**EXERCISE:** Check each line of the records below and collect those that include the word "порядка".

**EXTRACTED MATERIAL:**
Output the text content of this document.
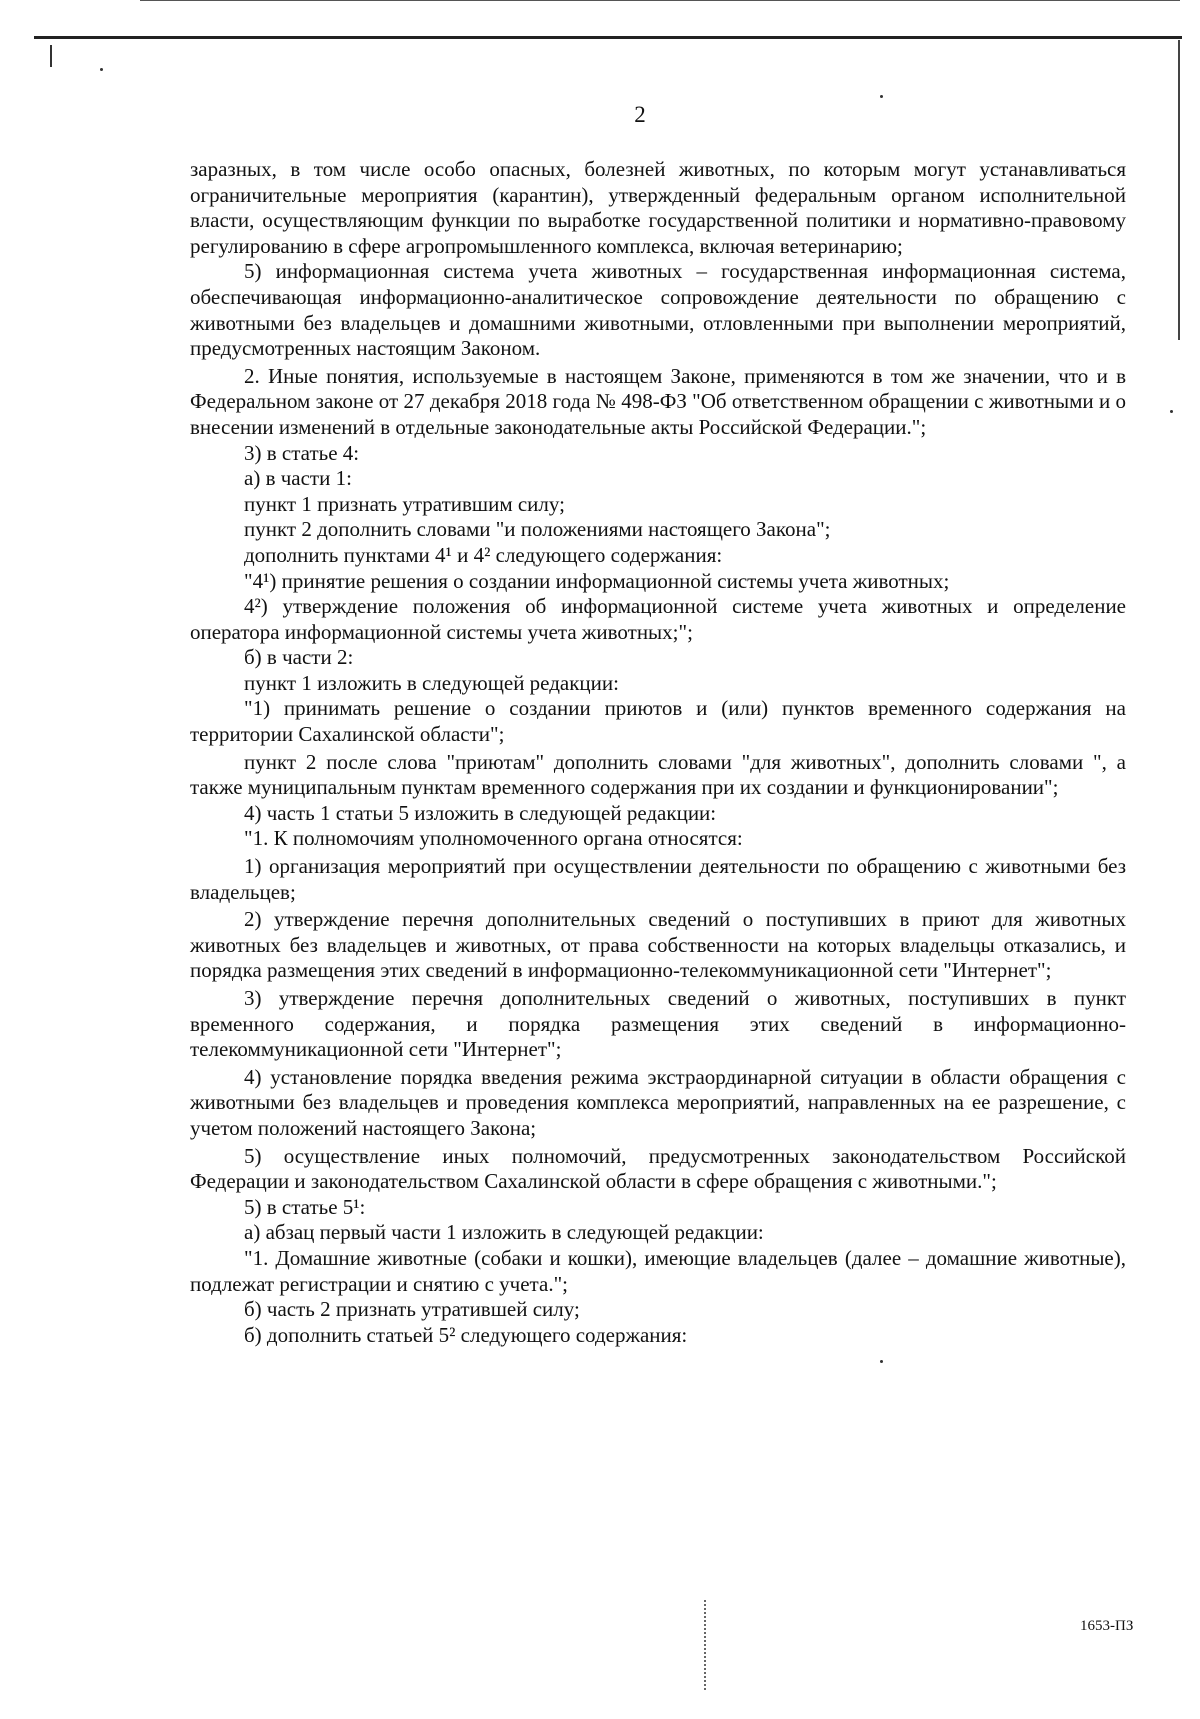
2

заразных, в том числе особо опасных, болезней животных, по которым могут устанавливаться ограничительные мероприятия (карантин), утвержденный федеральным органом исполнительной власти, осуществляющим функции по выработке государственной политики и нормативно-правовому регулированию в сфере агропромышленного комплекса, включая ветеринарию;

5) информационная система учета животных – государственная информационная система, обеспечивающая информационно-аналитическое сопровождение деятельности по обращению с животными без владельцев и домашними животными, отловленными при выполнении мероприятий, предусмотренных настоящим Законом.

2. Иные понятия, используемые в настоящем Законе, применяются в том же значении, что и в Федеральном законе от 27 декабря 2018 года № 498-ФЗ "Об ответственном обращении с животными и о внесении изменений в отдельные законодательные акты Российской Федерации.";

3) в статье 4:

а) в части 1:

пункт 1 признать утратившим силу;

пункт 2 дополнить словами "и положениями настоящего Закона";

дополнить пунктами 4¹ и 4² следующего содержания:

"4¹) принятие решения о создании информационной системы учета животных;

4²) утверждение положения об информационной системе учета животных и определение оператора информационной системы учета животных;";

б) в части 2:

пункт 1 изложить в следующей редакции:

"1) принимать решение о создании приютов и (или) пунктов временного содержания на территории Сахалинской области";

пункт 2 после слова "приютам" дополнить словами "для животных", дополнить словами ", а также муниципальным пунктам временного содержания при их создании и функционировании";

4) часть 1 статьи 5 изложить в следующей редакции:

"1. К полномочиям уполномоченного органа относятся:

1) организация мероприятий при осуществлении деятельности по обращению с животными без владельцев;

2) утверждение перечня дополнительных сведений о поступивших в приют для животных животных без владельцев и животных, от права собственности на которых владельцы отказались, и порядка размещения этих сведений в информационно-телекоммуникационной сети "Интернет";

3) утверждение перечня дополнительных сведений о животных, поступивших в пункт временного содержания, и порядка размещения этих сведений в информационно-телекоммуникационной сети "Интернет";

4) установление порядка введения режима экстраординарной ситуации в области обращения с животными без владельцев и проведения комплекса мероприятий, направленных на ее разрешение, с учетом положений настоящего Закона;

5) осуществление иных полномочий, предусмотренных законодательством Российской Федерации и законодательством Сахалинской области в сфере обращения с животными.";

5) в статье 5¹:

а) абзац первый части 1 изложить в следующей редакции:

"1. Домашние животные (собаки и кошки), имеющие владельцев (далее – домашние животные), подлежат регистрации и снятию с учета.";

б) часть 2 признать утратившей силу;

б) дополнить статьей 5² следующего содержания:

1653-ПЗ
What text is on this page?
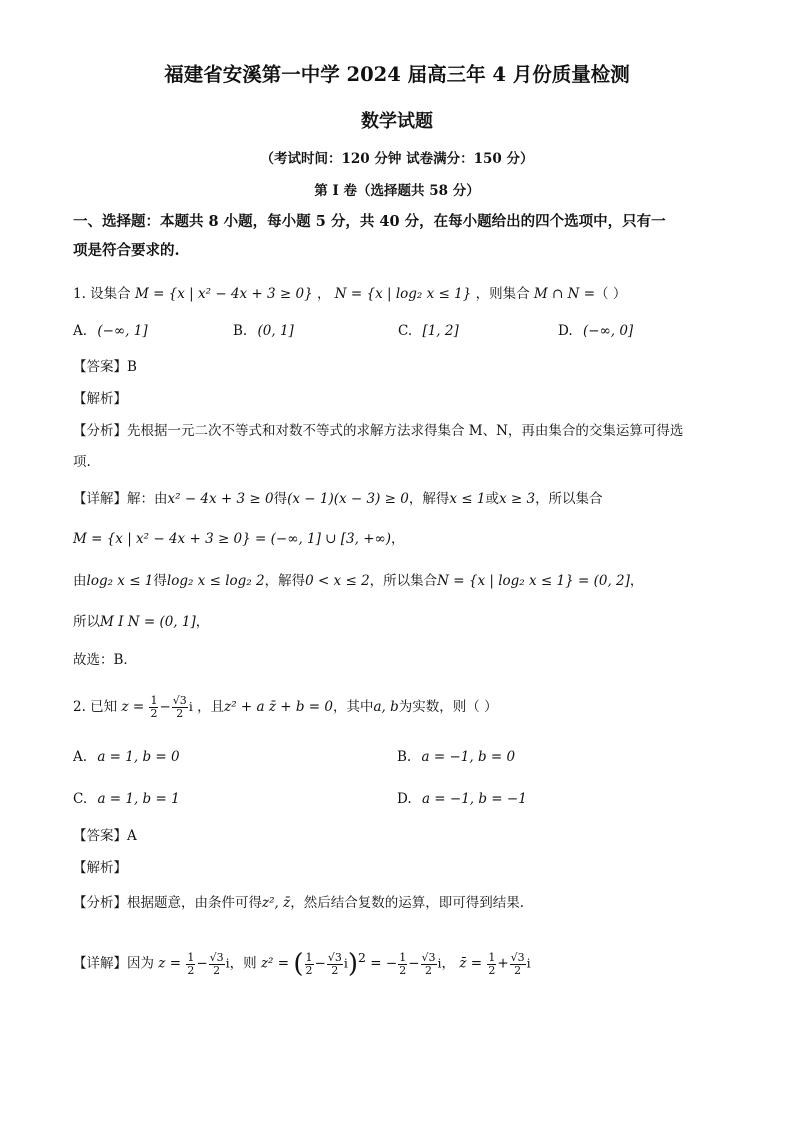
福建省安溪第一中学 2024 届高三年 4 月份质量检测
数学试题
（考试时间：120 分钟 试卷满分：150 分）
第 I 卷（选择题共 58 分）
一、选择题：本题共 8 小题，每小题 5 分，共 40 分，在每小题给出的四个选项中，只有一
项是符合要求的.
1. 设集合 M = {x | x² − 4x + 3 ≥ 0} ， N = {x | log₂ x ≤ 1} ，则集合 M ∩ N =（ ）
A. (−∞, 1]	B. (0, 1]	C. [1, 2]	D. (−∞, 0]
【答案】B
【解析】
【分析】先根据一元二次不等式和对数不等式的求解方法求得集合 M、N，再由集合的交集运算可得选
项.
【详解】解：由x² − 4x + 3 ≥ 0得(x − 1)(x − 3) ≥ 0，解得x ≤ 1或x ≥ 3，所以集合
M = {x | x² − 4x + 3 ≥ 0} = (−∞, 1] ∪ [3, +∞)，
由log₂ x ≤ 1得log₂ x ≤ log₂ 2，解得0 < x ≤ 2，所以集合N = {x | log₂ x ≤ 1} = (0, 2]，
所以M I N = (0, 1]，
故选：B．
2. 已知 $z = \frac{1}{2} - \frac{√3}{2}$ i ，且z² + a z̄ + b = 0，其中a, b为实数，则（ ）
A. a = 1, b = 0	B. a = −1, b = 0
C. a = 1, b = 1	D. a = −1, b = −1
【答案】A
【解析】
【分析】根据题意，由条件可得z², z̄，然后结合复数的运算，即可得到结果.
【详解】因为 $z = \frac{1}{2} - \frac{√3}{2}$ i，则 z² = ( $\frac{1}{2} - \frac{√3}{2} i)^2$ = − $\frac{1}{2} - \frac{√3}{2}$ i， z̄ = $\frac{1}{2} + \frac{√3}{2}$ i
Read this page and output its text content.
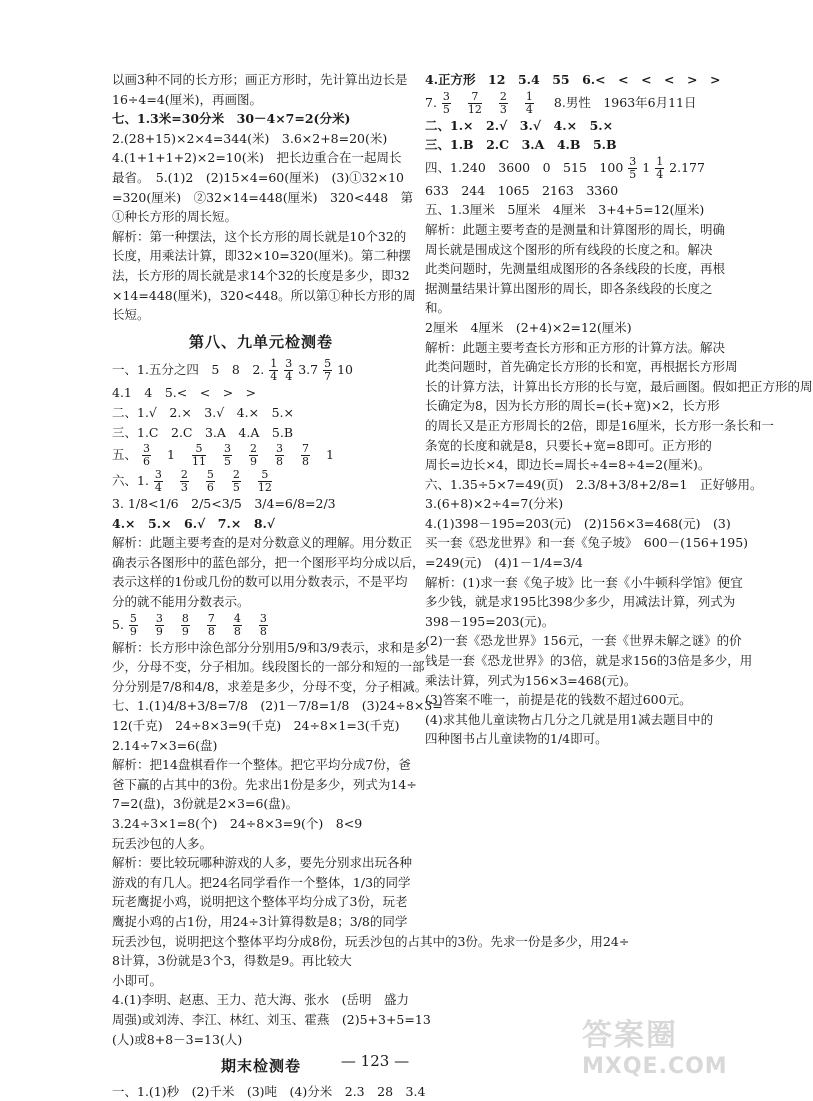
以画3种不同的长方形；画正方形时，先计算出边长是
16÷4=4(厘米)，再画图。
七、1.3米=30分米　30－4×7=2(分米)
2.(28+15)×2×4=344(米)　3.6×2+8=20(米)
4.(1+1+1+2)×2=10(米)　把长边重合在一起周长
最省。　5.(1)2　(2)15×4=60(厘米)　(3)①32×10
=320(厘米)　②32×14=448(厘米)　320<448　第
①种长方形的周长短。
解析：第一种摆法，这个长方形的周长就是10个32的
长度，用乘法计算，即32×10=320(厘米)。第二种摆
法，长方形的周长就是求14个32的长度是多少，即32
×14=448(厘米)，320<448。所以第①种长方形的周
长短。
第八、九单元检测卷
一、1.五分之四　5　8　2. $\frac{1}{4}$
$\frac{3}{4} 3.7 \frac{5}{7} 10$
4.1　4　5.<　<　>　>
二、1.√　2.×　3.√　4.×　5.×
三、1.C　2.C　3.A　4.A　5.B
五、 $\frac{3}{6} 1 \frac{5}{11} \frac{3}{5} \frac{2}{9} \frac{3}{8} \frac{7}{8} 1$
六、1. $\frac{3}{4} \frac{2}{3} \frac{5}{6} \frac{2}{5} \frac{5}{12}$
3. 1/8<1/6　2/5<3/5　3/4=6/8=2/3
4.×　5.×　6.√　7.×　8.√
解析：此题主要考查的是对分数意义的理解。用分数正
确表示各图形中的蓝色部分，把一个图形平均分成以后，
表示这样的1份或几份的数可以用分数表示，不是平均
分的就不能用分数表示。
5. $\frac{5}{9} \frac{3}{9} \frac{8}{9} \frac{7}{8} \frac{4}{8} \frac{3}{8}$
解析：长方形中涂色部分分别用5/9和3/9表示，求和是多
少，分母不变，分子相加。线段图长的一部分和短的一部
分分别是7/8和4/8，求差是多少，分母不变，分子相减。
七、1.(1)4/8+3/8=7/8　(2)1－7/8=1/8　(3)24÷8×3=
12(千克)　24÷8×3=9(千克)　24÷8×1=3(千克)
2.14÷7×3=6(盘)
解析：把14盘棋看作一个整体。把它平均分成7份，爸
爸下赢的占其中的3份。先求出1份是多少，列式为14÷
7=2(盘)，3份就是2×3=6(盘)。
3.24÷3×1=8(个)　24÷8×3=9(个)　8<9
玩丢沙包的人多。
解析：要比较玩哪种游戏的人多，要先分别求出玩各种
游戏的有几人。把24名同学看作一个整体，1/3的同学
玩老鹰捉小鸡，说明把这个整体平均分成了3份，玩老
鹰捉小鸡的占1份，用24÷3计算得数是8；3/8的同学
玩丢沙包，说明把这个整体平均分成8份，玩丢沙包的占其中的3份。先求一份是多少，用24÷
8计算，3份就是3个3，得数是9。再比较大
小即可。
4.(1)李明、赵惠、王力、范大海、张水　(岳明　盛力
周强)或刘涛、李江、林红、刘玉、霍燕　(2)5+3+5=13
(人)或8+8－3=13(人)
期末检测卷
一、1.(1)秒　(2)千米　(3)吨　(4)分米　2.3　28　3.4
4.正方形　12　5.4　55　6.<　<　<　<　>　>
7. $\frac{3}{5} \frac{7}{12} \frac{2}{3} \frac{1}{4} 8$.男性　1963年6月11日
二、1.×　2.√　3.√　4.×　5.×
三、1.B　2.C　3.A　4.B　5.B
四、1.240　3600　0　515　$100 \frac{3}{5} 1 \frac{1}{4} 2.177$
633　244　1065　2163　3360
五、1.3厘米　5厘米　4厘米　3+4+5=12(厘米)
解析：此题主要考查的是测量和计算图形的周长，明确
周长就是围成这个图形的所有线段的长度之和。解决
此类问题时，先测量组成图形的各条线段的长度，再根
据测量结果计算出图形的周长，即各条线段的长度之
和。
2厘米　4厘米　(2+4)×2=12(厘米)
解析：此题主要考查长方形和正方形的计算方法。解决
此类问题时，首先确定长方形的长和宽，再根据长方形周
长的计算方法，计算出长方形的长与宽，最后画图。假如把正方形的周
长确定为8，因为长方形的周长=(长+宽)×2，长方形
的周长又是正方形周长的2倍，即是16厘米，长方形一条长和一
条宽的长度和就是8，只要长+宽=8即可。正方形的
周长=边长×4，即边长=周长÷4=8÷4=2(厘米)。
六、1.35÷5×7=49(页)　2.3/8+3/8+2/8=1　正好够用。
3.(6+8)×2÷4=7(分米)
4.(1)398－195=203(元)　(2)156×3=468(元)　(3)
买一套《恐龙世界》和一套《兔子坡》　600－(156+195)
=249(元)　(4)1－1/4=3/4
解析：(1)求一套《兔子坡》比一套《小牛顿科学馆》便宜
多少钱，就是求195比398少多少，用减法计算，列式为
398－195=203(元)。
(2)一套《恐龙世界》156元，一套《世界未解之谜》的价
钱是一套《恐龙世界》的3倍，就是求156的3倍是多少，用
乘法计算，列式为156×3=468(元)。
(3)答案不唯一，前提是花的钱数不超过600元。
(4)求其他儿童读物占几分之几就是用1减去题目中的
四种图书占儿童读物的1/4即可。
— 123 —
答案圈
MXQE.COM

**IN RESPONSE:**
2) утверждение перечня дополнительных сведений о поступивших в приют для животных животных без владельцев и животных, от права собственности на которых владельцы отказались, и порядка размещения этих сведений в информационно-телекоммуникационной сети "Интернет";
3) утверждение перечня дополнительных сведений о животных, поступивших в пункт временного содержания, и порядка размещения этих сведений в информационно-телекоммуникационной сети "Интернет";
4) установление порядка введения режима экстраординарной ситуации в области обращения с животными без владельцев и проведения комплекса мероприятий, направленных на ее разрешение, с учетом положений настоящего Закона;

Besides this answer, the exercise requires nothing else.